Reproduisez mot pour mot le passage de l'extrait du dictionnaire d'argot qui s'ouvre sur « - SAUTER A LA » et se ferme sur « à N. Roqueplan. ».

— TEXTE FOURNI —
================================

- SAUTER (Faire). Dérober, chiper et même Voler. Argot des faubouriens.
D'où Faire sauter la coupe au jeu.
- SAUTER, v. n. Cacher le produit d'un vol à ses complices,—dans l'argot des prisons.
Sauter à la capahut. Assassiner un complice pour lui enlever son fade.
- SAUTER A LA PERCHE, v. n. Ne pas savoir où manger,—dans l'argot des faubouriens, par allusion aux efforts souvent vains des singes de bateleurs pour atteindre les friandises placées à l'extrémité d'un bâton.
- SAUTERELLE, s. f. Puce,—dans l'argot des voleurs.
- SAUTERELLE, s. f. Petite dame,—dans l'argot des gens de lettres qui ont emprunté ce mot à N. Roqueplan.
C'est un des plus heureux qu'on ait inventés jusqu'ici pour désigner ces femmes maigres qui s'abattent chaque jour, par nuées, sur les boulevards, dont elles sont la plaie.
- SAUTERIE, s. f. Danse,—dans l'argot du peuple.
- SAUTE-RUISSEAU, s. m. Petit clerc. C'est le trottin de l'avoué, comme le trottin est le saute-ruisseau de la modiste.
- SAUTER LE PAS, v. a. Se décider à faire une chose, sans se préoccuper de ses conséquences. Argot du peuple.
- SAUTER LE PAS, v. a. Faire faillite et, par extension, Mourir,—dans l'argot des bourgeois.
Signifie aussi Faire banqueroute à la vertu,—en parlant d'une jeune fille qui se laisse séduire.
On dit aussi La sauter.
- SAUTEUR, s. m. Filou.
- SAUTEUR, s. m. Homme politique qui change d'opinion toutes les fois que cela peut lui profiter personnellement. Argot du peuple.

================================

— SECTION DES DONNÉES —

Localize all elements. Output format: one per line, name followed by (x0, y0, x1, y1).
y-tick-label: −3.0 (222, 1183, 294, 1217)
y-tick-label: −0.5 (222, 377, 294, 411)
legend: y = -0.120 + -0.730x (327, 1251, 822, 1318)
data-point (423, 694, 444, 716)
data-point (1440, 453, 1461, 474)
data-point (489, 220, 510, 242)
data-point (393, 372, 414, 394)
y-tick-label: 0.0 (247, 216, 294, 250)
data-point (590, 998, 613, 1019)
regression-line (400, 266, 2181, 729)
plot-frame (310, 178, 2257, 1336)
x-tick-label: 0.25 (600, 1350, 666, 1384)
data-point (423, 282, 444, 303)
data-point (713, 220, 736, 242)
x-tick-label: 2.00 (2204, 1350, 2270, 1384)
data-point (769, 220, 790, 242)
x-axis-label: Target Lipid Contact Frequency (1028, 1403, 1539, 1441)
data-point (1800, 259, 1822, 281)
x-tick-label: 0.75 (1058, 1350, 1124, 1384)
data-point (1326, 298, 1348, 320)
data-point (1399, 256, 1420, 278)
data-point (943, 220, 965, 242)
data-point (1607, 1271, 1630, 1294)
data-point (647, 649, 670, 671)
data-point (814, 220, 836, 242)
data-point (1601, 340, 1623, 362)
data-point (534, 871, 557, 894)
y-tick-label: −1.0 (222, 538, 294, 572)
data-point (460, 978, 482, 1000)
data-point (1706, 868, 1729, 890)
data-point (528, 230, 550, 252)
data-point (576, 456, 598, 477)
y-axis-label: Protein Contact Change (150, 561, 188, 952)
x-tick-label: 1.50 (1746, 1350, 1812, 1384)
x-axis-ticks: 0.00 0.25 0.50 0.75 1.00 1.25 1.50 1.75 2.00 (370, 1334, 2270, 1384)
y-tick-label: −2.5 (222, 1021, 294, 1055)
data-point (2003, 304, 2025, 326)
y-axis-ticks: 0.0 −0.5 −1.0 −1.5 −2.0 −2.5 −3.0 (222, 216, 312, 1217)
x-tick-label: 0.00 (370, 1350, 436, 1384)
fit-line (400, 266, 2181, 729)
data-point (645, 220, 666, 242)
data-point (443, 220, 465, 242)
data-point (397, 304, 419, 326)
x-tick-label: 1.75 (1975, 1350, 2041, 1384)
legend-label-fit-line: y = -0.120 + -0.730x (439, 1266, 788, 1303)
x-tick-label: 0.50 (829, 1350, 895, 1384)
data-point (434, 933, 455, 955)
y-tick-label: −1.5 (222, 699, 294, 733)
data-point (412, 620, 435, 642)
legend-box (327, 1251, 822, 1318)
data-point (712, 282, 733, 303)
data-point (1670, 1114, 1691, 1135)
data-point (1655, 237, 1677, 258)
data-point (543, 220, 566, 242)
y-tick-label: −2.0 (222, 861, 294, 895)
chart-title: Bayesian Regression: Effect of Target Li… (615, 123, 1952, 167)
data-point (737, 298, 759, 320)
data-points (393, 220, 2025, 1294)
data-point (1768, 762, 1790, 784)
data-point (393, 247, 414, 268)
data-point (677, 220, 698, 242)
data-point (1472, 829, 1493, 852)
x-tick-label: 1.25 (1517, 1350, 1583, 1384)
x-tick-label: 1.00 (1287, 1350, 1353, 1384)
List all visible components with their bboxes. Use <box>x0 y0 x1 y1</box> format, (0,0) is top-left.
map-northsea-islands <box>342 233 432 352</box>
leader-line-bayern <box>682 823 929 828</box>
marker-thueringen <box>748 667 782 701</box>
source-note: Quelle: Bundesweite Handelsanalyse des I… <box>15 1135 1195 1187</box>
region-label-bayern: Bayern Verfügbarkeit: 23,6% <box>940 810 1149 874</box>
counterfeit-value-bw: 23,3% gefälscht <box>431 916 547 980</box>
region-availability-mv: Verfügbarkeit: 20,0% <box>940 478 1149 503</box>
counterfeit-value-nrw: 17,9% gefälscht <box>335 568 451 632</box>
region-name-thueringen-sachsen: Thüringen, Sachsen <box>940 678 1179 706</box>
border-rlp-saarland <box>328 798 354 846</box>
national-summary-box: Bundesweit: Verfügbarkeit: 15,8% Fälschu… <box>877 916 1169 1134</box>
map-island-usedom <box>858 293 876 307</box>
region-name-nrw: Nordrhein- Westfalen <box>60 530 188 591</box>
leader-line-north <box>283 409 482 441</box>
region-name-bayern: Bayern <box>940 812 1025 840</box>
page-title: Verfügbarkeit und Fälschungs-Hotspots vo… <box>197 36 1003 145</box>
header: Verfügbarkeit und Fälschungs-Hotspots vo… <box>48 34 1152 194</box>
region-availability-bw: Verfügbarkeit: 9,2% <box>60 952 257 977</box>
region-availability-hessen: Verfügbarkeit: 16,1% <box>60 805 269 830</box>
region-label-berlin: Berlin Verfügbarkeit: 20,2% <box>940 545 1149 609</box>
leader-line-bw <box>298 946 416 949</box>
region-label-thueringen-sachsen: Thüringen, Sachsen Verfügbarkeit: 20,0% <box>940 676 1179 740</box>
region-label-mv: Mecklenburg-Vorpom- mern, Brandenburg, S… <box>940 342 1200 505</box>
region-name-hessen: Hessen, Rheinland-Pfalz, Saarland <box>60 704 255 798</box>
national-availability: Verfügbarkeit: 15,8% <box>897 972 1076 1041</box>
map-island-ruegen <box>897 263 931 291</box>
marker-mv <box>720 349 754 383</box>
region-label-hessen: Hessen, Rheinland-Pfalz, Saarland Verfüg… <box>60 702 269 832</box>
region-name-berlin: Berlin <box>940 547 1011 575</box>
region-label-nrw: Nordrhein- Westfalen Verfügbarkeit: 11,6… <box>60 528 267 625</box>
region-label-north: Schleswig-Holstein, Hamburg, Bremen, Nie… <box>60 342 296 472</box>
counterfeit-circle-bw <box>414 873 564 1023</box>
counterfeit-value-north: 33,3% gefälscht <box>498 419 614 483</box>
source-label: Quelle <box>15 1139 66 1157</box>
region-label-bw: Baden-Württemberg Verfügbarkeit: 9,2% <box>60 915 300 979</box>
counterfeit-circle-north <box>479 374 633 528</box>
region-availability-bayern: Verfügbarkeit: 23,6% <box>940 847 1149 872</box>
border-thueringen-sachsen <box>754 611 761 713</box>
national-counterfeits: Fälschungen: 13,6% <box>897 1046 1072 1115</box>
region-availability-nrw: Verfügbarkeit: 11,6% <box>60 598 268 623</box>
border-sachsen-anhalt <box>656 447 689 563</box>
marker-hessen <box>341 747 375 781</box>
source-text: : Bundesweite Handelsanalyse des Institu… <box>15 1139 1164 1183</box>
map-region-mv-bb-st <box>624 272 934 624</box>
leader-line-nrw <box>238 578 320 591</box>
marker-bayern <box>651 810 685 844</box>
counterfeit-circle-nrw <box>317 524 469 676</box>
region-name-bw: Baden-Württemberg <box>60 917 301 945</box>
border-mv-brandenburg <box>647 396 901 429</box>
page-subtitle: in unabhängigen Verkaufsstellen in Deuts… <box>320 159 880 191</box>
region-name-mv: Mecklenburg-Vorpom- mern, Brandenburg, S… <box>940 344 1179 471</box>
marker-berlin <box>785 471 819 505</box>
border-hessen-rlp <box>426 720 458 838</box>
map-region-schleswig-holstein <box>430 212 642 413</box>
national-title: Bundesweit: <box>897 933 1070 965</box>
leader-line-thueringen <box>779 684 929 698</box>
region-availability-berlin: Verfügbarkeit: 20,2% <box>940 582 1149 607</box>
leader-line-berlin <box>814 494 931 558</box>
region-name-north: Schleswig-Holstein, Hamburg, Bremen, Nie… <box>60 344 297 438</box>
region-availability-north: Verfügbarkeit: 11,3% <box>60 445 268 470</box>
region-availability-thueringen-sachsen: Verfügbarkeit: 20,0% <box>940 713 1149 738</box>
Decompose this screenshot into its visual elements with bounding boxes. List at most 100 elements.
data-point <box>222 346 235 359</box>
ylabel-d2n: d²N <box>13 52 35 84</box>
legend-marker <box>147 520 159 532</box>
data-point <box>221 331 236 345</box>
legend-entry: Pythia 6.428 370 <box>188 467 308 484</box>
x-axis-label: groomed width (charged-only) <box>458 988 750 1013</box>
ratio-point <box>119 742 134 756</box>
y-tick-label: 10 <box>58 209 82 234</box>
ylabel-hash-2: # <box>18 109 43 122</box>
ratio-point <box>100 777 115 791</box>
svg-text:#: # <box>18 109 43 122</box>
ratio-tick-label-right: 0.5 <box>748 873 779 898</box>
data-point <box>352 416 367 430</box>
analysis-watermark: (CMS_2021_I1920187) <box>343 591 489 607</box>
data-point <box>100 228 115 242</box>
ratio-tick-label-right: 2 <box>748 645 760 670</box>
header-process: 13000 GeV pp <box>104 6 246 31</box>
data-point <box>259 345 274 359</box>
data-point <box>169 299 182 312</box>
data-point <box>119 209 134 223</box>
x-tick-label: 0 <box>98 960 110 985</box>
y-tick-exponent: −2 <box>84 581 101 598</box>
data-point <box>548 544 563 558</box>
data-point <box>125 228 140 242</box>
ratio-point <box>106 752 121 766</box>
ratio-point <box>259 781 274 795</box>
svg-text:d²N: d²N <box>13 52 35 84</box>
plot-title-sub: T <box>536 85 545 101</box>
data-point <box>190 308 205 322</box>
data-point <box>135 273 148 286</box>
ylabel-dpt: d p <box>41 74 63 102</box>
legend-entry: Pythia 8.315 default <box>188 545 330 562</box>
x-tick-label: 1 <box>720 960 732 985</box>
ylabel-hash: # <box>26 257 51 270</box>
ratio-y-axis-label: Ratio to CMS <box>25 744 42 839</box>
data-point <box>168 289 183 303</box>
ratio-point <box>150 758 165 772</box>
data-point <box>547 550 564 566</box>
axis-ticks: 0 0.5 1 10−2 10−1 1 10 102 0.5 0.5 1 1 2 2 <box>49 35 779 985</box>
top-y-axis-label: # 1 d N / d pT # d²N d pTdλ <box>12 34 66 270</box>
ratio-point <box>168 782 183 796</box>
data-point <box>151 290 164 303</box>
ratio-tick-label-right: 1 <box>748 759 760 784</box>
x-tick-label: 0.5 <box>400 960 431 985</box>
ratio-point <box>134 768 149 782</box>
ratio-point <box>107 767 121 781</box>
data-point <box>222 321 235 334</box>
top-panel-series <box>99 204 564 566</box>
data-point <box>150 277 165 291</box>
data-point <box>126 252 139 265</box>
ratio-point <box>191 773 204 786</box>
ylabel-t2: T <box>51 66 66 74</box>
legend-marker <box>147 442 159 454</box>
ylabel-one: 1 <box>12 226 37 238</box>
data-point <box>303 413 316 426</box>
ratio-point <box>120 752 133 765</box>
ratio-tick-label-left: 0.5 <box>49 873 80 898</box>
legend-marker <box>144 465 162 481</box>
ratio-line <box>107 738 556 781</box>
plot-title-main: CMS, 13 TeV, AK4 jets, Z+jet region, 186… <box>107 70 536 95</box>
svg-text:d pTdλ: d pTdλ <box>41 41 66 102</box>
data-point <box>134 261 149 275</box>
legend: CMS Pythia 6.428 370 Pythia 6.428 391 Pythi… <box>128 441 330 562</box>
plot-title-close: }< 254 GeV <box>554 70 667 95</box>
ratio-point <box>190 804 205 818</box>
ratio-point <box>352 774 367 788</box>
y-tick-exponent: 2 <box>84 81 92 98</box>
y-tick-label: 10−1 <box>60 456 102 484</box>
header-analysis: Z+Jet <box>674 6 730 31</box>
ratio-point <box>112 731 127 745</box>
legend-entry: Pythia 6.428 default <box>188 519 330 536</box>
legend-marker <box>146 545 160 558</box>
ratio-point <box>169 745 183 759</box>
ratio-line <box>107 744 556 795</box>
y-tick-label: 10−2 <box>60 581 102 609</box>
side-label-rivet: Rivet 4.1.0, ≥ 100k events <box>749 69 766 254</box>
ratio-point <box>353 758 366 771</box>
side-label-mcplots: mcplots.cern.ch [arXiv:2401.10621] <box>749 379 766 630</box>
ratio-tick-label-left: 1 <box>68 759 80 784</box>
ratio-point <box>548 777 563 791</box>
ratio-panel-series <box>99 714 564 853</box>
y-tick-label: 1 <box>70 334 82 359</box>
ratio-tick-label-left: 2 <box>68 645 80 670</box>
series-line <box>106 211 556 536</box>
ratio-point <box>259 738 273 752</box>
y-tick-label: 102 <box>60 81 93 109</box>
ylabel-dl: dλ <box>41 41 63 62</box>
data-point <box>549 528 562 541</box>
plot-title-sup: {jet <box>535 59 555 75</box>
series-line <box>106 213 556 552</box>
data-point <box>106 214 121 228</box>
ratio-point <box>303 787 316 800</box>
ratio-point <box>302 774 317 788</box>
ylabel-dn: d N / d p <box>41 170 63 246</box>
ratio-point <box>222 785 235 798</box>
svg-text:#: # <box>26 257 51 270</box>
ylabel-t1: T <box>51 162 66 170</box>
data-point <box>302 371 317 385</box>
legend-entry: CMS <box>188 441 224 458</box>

================================

— CORRIGÉ —
- SAUTER A LA PERCHE, v. n. Ne pas savoir où manger,—dans l'argot des faubouriens, par allusion aux efforts souvent vains des singes de bateleurs pour atteindre les friandises placées à l'extrémité d'un bâton.
- SAUTERELLE, s. f. Puce,—dans l'argot des voleurs.
- SAUTERELLE, s. f. Petite dame,—dans l'argot des gens de lettres qui ont emprunté ce mot à N. Roqueplan.